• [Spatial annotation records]
§
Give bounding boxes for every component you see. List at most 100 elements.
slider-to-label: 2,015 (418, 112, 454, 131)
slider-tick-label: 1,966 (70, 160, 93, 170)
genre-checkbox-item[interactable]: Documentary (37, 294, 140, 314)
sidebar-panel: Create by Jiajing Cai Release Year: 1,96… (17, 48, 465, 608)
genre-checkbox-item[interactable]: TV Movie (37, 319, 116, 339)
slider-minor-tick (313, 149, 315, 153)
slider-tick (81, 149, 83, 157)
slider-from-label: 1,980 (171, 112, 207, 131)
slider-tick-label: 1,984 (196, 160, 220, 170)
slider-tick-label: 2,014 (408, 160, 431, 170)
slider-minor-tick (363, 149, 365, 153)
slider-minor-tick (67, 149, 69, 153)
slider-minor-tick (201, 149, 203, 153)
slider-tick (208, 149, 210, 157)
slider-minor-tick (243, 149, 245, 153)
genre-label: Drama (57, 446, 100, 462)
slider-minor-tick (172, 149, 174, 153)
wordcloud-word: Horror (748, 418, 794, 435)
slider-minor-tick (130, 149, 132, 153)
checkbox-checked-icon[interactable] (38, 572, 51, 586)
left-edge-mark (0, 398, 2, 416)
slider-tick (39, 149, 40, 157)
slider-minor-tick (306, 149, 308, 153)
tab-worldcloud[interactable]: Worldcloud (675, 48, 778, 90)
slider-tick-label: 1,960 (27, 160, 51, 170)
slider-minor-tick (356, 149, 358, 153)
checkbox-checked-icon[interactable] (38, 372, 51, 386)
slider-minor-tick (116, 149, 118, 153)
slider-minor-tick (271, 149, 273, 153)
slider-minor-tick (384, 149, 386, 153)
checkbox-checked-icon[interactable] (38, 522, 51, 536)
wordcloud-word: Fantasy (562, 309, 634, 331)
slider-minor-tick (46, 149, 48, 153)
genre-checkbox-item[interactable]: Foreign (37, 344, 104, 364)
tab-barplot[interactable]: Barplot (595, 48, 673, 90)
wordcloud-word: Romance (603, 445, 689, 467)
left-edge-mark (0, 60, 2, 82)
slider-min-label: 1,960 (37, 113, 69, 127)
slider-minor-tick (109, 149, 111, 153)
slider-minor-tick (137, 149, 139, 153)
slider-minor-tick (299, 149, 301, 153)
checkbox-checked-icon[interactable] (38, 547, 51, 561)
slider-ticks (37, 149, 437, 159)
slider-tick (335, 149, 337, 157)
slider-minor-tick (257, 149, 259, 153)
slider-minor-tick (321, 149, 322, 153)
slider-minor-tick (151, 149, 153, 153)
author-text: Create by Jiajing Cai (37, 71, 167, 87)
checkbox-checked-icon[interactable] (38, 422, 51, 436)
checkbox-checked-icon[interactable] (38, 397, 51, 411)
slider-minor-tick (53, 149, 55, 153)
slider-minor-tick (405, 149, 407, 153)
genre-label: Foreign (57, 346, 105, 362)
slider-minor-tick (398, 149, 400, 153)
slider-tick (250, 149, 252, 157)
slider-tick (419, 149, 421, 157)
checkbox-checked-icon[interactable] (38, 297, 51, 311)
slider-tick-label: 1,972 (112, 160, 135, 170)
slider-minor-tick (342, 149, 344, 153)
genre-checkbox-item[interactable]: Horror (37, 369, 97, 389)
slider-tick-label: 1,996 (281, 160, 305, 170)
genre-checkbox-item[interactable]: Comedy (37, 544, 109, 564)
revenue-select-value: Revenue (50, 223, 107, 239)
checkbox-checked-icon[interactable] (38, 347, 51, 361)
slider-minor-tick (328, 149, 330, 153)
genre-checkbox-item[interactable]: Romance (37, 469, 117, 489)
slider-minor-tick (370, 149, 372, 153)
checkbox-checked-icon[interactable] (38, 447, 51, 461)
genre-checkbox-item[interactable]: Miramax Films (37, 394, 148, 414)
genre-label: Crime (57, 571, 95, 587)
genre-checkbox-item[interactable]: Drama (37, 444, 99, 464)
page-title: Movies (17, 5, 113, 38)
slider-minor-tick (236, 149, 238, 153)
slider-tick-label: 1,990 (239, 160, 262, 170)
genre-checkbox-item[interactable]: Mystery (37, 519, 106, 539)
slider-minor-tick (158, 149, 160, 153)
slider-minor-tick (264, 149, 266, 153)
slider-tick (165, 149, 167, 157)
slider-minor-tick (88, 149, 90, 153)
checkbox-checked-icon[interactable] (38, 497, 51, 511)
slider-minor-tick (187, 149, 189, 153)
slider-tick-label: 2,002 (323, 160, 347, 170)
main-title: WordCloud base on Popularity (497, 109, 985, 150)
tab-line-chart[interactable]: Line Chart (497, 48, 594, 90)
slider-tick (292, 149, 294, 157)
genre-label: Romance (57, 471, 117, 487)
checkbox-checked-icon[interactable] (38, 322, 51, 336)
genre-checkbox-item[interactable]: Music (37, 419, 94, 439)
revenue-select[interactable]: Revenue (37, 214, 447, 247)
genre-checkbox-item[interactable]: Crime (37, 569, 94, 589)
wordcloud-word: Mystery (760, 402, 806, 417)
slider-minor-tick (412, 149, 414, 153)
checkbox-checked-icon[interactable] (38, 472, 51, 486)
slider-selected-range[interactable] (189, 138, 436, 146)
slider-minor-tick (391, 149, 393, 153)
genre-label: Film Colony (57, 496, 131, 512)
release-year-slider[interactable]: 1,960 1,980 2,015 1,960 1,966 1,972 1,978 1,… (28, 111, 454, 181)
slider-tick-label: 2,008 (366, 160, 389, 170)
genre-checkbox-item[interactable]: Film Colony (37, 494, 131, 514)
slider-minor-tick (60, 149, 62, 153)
§
• [WHAT YOU WILL DO] Please reproduce all of the records above word for word.

• [FULL ANSWER]
Give bounding boxes for every component you see. List at most 100 elements.
slider-to-label: 2,015 (418, 112, 454, 131)
slider-tick-label: 1,966 (70, 160, 93, 170)
genre-checkbox-item[interactable]: Documentary (37, 294, 140, 314)
sidebar-panel: Create by Jiajing Cai Release Year: 1,96… (17, 48, 465, 608)
genre-checkbox-item[interactable]: TV Movie (37, 319, 116, 339)
slider-minor-tick (313, 149, 315, 153)
slider-tick (81, 149, 83, 157)
slider-from-label: 1,980 (171, 112, 207, 131)
slider-tick-label: 1,984 (196, 160, 220, 170)
slider-tick-label: 2,014 (408, 160, 431, 170)
slider-minor-tick (363, 149, 365, 153)
slider-minor-tick (67, 149, 69, 153)
slider-minor-tick (201, 149, 203, 153)
slider-tick (208, 149, 210, 157)
slider-minor-tick (243, 149, 245, 153)
genre-label: Drama (57, 446, 100, 462)
slider-minor-tick (172, 149, 174, 153)
wordcloud-word: Horror (748, 418, 794, 435)
slider-minor-tick (130, 149, 132, 153)
checkbox-checked-icon[interactable] (38, 572, 51, 586)
left-edge-mark (0, 398, 2, 416)
slider-tick (39, 149, 40, 157)
slider-minor-tick (306, 149, 308, 153)
tab-worldcloud[interactable]: Worldcloud (675, 48, 778, 90)
slider-tick-label: 1,960 (27, 160, 51, 170)
slider-minor-tick (356, 149, 358, 153)
checkbox-checked-icon[interactable] (38, 372, 51, 386)
slider-minor-tick (116, 149, 118, 153)
slider-minor-tick (271, 149, 273, 153)
slider-minor-tick (384, 149, 386, 153)
checkbox-checked-icon[interactable] (38, 522, 51, 536)
wordcloud-word: Fantasy (562, 309, 634, 331)
slider-minor-tick (46, 149, 48, 153)
genre-checkbox-item[interactable]: Foreign (37, 344, 104, 364)
tab-barplot[interactable]: Barplot (595, 48, 673, 90)
wordcloud-word: Romance (603, 445, 689, 467)
left-edge-mark (0, 60, 2, 82)
slider-min-label: 1,960 (37, 113, 69, 127)
slider-minor-tick (109, 149, 111, 153)
slider-minor-tick (137, 149, 139, 153)
slider-minor-tick (299, 149, 301, 153)
checkbox-checked-icon[interactable] (38, 547, 51, 561)
slider-ticks (37, 149, 437, 159)
slider-tick (335, 149, 337, 157)
slider-minor-tick (257, 149, 259, 153)
slider-minor-tick (321, 149, 322, 153)
slider-minor-tick (151, 149, 153, 153)
author-text: Create by Jiajing Cai (37, 71, 167, 87)
checkbox-checked-icon[interactable] (38, 422, 51, 436)
checkbox-checked-icon[interactable] (38, 397, 51, 411)
slider-minor-tick (53, 149, 55, 153)
slider-minor-tick (405, 149, 407, 153)
genre-label: Foreign (57, 346, 105, 362)
slider-minor-tick (398, 149, 400, 153)
slider-tick (250, 149, 252, 157)
slider-tick (419, 149, 421, 157)
checkbox-checked-icon[interactable] (38, 297, 51, 311)
slider-tick-label: 1,972 (112, 160, 135, 170)
slider-minor-tick (342, 149, 344, 153)
genre-checkbox-item[interactable]: Horror (37, 369, 97, 389)
slider-tick-label: 1,996 (281, 160, 305, 170)
genre-checkbox-item[interactable]: Comedy (37, 544, 109, 564)
revenue-select-value: Revenue (50, 223, 107, 239)
checkbox-checked-icon[interactable] (38, 347, 51, 361)
slider-minor-tick (328, 149, 330, 153)
genre-checkbox-item[interactable]: Romance (37, 469, 117, 489)
slider-minor-tick (370, 149, 372, 153)
checkbox-checked-icon[interactable] (38, 447, 51, 461)
genre-checkbox-item[interactable]: Miramax Films (37, 394, 148, 414)
genre-label: Crime (57, 571, 95, 587)
genre-checkbox-item[interactable]: Drama (37, 444, 99, 464)
page-title: Movies (17, 5, 113, 38)
slider-minor-tick (236, 149, 238, 153)
slider-tick-label: 1,990 (239, 160, 262, 170)
genre-checkbox-item[interactable]: Mystery (37, 519, 106, 539)
slider-minor-tick (158, 149, 160, 153)
slider-minor-tick (264, 149, 266, 153)
slider-tick (165, 149, 167, 157)
slider-minor-tick (88, 149, 90, 153)
checkbox-checked-icon[interactable] (38, 497, 51, 511)
slider-minor-tick (187, 149, 189, 153)
slider-tick-label: 2,002 (323, 160, 347, 170)
main-title: WordCloud base on Popularity (497, 109, 985, 150)
tab-line-chart[interactable]: Line Chart (497, 48, 594, 90)
slider-tick (292, 149, 294, 157)
genre-label: Romance (57, 471, 117, 487)
checkbox-checked-icon[interactable] (38, 322, 51, 336)
genre-checkbox-item[interactable]: Music (37, 419, 94, 439)
revenue-select[interactable]: Revenue (37, 214, 447, 247)
genre-checkbox-item[interactable]: Crime (37, 569, 94, 589)
wordcloud-word: Mystery (760, 402, 806, 417)
slider-minor-tick (412, 149, 414, 153)
checkbox-checked-icon[interactable] (38, 472, 51, 486)
slider-selected-range[interactable] (189, 138, 436, 146)
slider-minor-tick (391, 149, 393, 153)
genre-label: Film Colony (57, 496, 131, 512)
release-year-slider[interactable]: 1,960 1,980 2,015 1,960 1,966 1,972 1,978 1,… (28, 111, 454, 181)
slider-tick-label: 2,008 (366, 160, 389, 170)
genre-checkbox-item[interactable]: Film Colony (37, 494, 131, 514)
slider-minor-tick (60, 149, 62, 153)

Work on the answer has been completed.